» **THE PROBLEM**:
Repeat the records below exactly as they appear.

» **ENTRIES SUPPLIED**:
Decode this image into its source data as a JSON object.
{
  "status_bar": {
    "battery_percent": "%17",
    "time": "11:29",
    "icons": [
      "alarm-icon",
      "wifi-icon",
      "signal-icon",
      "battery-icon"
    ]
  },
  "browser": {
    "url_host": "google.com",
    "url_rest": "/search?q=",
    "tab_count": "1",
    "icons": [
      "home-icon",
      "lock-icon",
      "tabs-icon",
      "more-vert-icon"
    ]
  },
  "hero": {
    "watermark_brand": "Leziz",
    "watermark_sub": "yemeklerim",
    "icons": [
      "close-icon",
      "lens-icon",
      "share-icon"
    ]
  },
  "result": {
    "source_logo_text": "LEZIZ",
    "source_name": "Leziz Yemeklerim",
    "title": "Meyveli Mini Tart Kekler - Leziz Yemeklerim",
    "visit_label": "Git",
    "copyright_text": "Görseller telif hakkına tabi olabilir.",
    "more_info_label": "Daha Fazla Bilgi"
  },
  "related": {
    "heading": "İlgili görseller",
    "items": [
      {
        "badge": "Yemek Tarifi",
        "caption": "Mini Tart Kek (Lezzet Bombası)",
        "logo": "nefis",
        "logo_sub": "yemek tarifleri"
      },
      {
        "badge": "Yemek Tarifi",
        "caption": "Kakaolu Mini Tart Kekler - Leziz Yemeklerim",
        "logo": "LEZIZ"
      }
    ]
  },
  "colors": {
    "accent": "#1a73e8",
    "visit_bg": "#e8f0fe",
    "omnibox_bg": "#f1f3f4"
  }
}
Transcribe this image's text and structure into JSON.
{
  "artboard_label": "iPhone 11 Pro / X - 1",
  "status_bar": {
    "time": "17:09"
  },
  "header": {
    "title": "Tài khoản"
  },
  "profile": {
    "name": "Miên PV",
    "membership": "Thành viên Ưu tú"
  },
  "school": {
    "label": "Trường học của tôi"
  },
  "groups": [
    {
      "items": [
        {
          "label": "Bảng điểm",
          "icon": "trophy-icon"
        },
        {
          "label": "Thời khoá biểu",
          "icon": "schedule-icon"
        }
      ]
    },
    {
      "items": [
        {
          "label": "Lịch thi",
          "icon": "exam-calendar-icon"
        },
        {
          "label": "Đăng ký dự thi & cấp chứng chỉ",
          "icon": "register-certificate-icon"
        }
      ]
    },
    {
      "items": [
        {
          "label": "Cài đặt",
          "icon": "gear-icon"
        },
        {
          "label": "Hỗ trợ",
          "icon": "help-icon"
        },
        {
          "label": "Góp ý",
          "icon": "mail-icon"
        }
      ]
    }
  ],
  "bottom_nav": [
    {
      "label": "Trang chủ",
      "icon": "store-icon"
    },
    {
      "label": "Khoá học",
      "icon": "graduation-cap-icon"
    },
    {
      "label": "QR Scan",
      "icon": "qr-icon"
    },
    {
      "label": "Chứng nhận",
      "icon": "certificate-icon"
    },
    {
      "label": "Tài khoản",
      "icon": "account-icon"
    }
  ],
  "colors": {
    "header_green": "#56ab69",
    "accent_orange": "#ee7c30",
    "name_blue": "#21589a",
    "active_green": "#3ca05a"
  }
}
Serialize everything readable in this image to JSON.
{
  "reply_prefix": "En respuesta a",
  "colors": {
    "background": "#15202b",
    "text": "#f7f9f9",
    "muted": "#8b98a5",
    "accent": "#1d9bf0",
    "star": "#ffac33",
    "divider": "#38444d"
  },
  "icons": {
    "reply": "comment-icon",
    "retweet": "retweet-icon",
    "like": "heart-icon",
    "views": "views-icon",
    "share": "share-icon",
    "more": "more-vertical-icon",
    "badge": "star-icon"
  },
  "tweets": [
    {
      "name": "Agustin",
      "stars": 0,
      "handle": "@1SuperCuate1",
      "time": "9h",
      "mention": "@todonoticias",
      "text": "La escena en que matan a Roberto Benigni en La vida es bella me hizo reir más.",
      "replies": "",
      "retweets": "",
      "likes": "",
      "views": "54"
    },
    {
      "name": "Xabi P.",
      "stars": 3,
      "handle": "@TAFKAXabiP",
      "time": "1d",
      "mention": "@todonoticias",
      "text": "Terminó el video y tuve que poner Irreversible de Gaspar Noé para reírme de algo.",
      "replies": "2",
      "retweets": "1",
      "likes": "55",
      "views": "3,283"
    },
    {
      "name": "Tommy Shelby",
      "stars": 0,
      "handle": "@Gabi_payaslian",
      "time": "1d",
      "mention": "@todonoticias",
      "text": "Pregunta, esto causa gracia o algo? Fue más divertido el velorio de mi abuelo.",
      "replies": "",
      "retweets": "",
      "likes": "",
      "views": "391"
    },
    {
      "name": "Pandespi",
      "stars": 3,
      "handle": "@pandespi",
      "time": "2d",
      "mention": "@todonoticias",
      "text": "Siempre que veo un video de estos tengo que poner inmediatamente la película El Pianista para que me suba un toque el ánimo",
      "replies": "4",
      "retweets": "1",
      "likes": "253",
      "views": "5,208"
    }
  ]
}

» **ANSWER TO THIS TASK**:
Decode this image into its source data as a JSON object.
{
  "status_bar": {
    "battery_percent": "%17",
    "time": "11:29",
    "icons": [
      "alarm-icon",
      "wifi-icon",
      "signal-icon",
      "battery-icon"
    ]
  },
  "browser": {
    "url_host": "google.com",
    "url_rest": "/search?q=",
    "tab_count": "1",
    "icons": [
      "home-icon",
      "lock-icon",
      "tabs-icon",
      "more-vert-icon"
    ]
  },
  "hero": {
    "watermark_brand": "Leziz",
    "watermark_sub": "yemeklerim",
    "icons": [
      "close-icon",
      "lens-icon",
      "share-icon"
    ]
  },
  "result": {
    "source_logo_text": "LEZIZ",
    "source_name": "Leziz Yemeklerim",
    "title": "Meyveli Mini Tart Kekler - Leziz Yemeklerim",
    "visit_label": "Git",
    "copyright_text": "Görseller telif hakkına tabi olabilir.",
    "more_info_label": "Daha Fazla Bilgi"
  },
  "related": {
    "heading": "İlgili görseller",
    "items": [
      {
        "badge": "Yemek Tarifi",
        "caption": "Mini Tart Kek (Lezzet Bombası)",
        "logo": "nefis",
        "logo_sub": "yemek tarifleri"
      },
      {
        "badge": "Yemek Tarifi",
        "caption": "Kakaolu Mini Tart Kekler - Leziz Yemeklerim",
        "logo": "LEZIZ"
      }
    ]
  },
  "colors": {
    "accent": "#1a73e8",
    "visit_bg": "#e8f0fe",
    "omnibox_bg": "#f1f3f4"
  }
}
Transcribe this image's text and structure into JSON.
{
  "artboard_label": "iPhone 11 Pro / X - 1",
  "status_bar": {
    "time": "17:09"
  },
  "header": {
    "title": "Tài khoản"
  },
  "profile": {
    "name": "Miên PV",
    "membership": "Thành viên Ưu tú"
  },
  "school": {
    "label": "Trường học của tôi"
  },
  "groups": [
    {
      "items": [
        {
          "label": "Bảng điểm",
          "icon": "trophy-icon"
        },
        {
          "label": "Thời khoá biểu",
          "icon": "schedule-icon"
        }
      ]
    },
    {
      "items": [
        {
          "label": "Lịch thi",
          "icon": "exam-calendar-icon"
        },
        {
          "label": "Đăng ký dự thi & cấp chứng chỉ",
          "icon": "register-certificate-icon"
        }
      ]
    },
    {
      "items": [
        {
          "label": "Cài đặt",
          "icon": "gear-icon"
        },
        {
          "label": "Hỗ trợ",
          "icon": "help-icon"
        },
        {
          "label": "Góp ý",
          "icon": "mail-icon"
        }
      ]
    }
  ],
  "bottom_nav": [
    {
      "label": "Trang chủ",
      "icon": "store-icon"
    },
    {
      "label": "Khoá học",
      "icon": "graduation-cap-icon"
    },
    {
      "label": "QR Scan",
      "icon": "qr-icon"
    },
    {
      "label": "Chứng nhận",
      "icon": "certificate-icon"
    },
    {
      "label": "Tài khoản",
      "icon": "account-icon"
    }
  ],
  "colors": {
    "header_green": "#56ab69",
    "accent_orange": "#ee7c30",
    "name_blue": "#21589a",
    "active_green": "#3ca05a"
  }
}
Serialize everything readable in this image to JSON.
{
  "reply_prefix": "En respuesta a",
  "colors": {
    "background": "#15202b",
    "text": "#f7f9f9",
    "muted": "#8b98a5",
    "accent": "#1d9bf0",
    "star": "#ffac33",
    "divider": "#38444d"
  },
  "icons": {
    "reply": "comment-icon",
    "retweet": "retweet-icon",
    "like": "heart-icon",
    "views": "views-icon",
    "share": "share-icon",
    "more": "more-vertical-icon",
    "badge": "star-icon"
  },
  "tweets": [
    {
      "name": "Agustin",
      "stars": 0,
      "handle": "@1SuperCuate1",
      "time": "9h",
      "mention": "@todonoticias",
      "text": "La escena en que matan a Roberto Benigni en La vida es bella me hizo reir más.",
      "replies": "",
      "retweets": "",
      "likes": "",
      "views": "54"
    },
    {
      "name": "Xabi P.",
      "stars": 3,
      "handle": "@TAFKAXabiP",
      "time": "1d",
      "mention": "@todonoticias",
      "text": "Terminó el video y tuve que poner Irreversible de Gaspar Noé para reírme de algo.",
      "replies": "2",
      "retweets": "1",
      "likes": "55",
      "views": "3,283"
    },
    {
      "name": "Tommy Shelby",
      "stars": 0,
      "handle": "@Gabi_payaslian",
      "time": "1d",
      "mention": "@todonoticias",
      "text": "Pregunta, esto causa gracia o algo? Fue más divertido el velorio de mi abuelo.",
      "replies": "",
      "retweets": "",
      "likes": "",
      "views": "391"
    },
    {
      "name": "Pandespi",
      "stars": 3,
      "handle": "@pandespi",
      "time": "2d",
      "mention": "@todonoticias",
      "text": "Siempre que veo un video de estos tengo que poner inmediatamente la película El Pianista para que me suba un toque el ánimo",
      "replies": "4",
      "retweets": "1",
      "likes": "253",
      "views": "5,208"
    }
  ]
}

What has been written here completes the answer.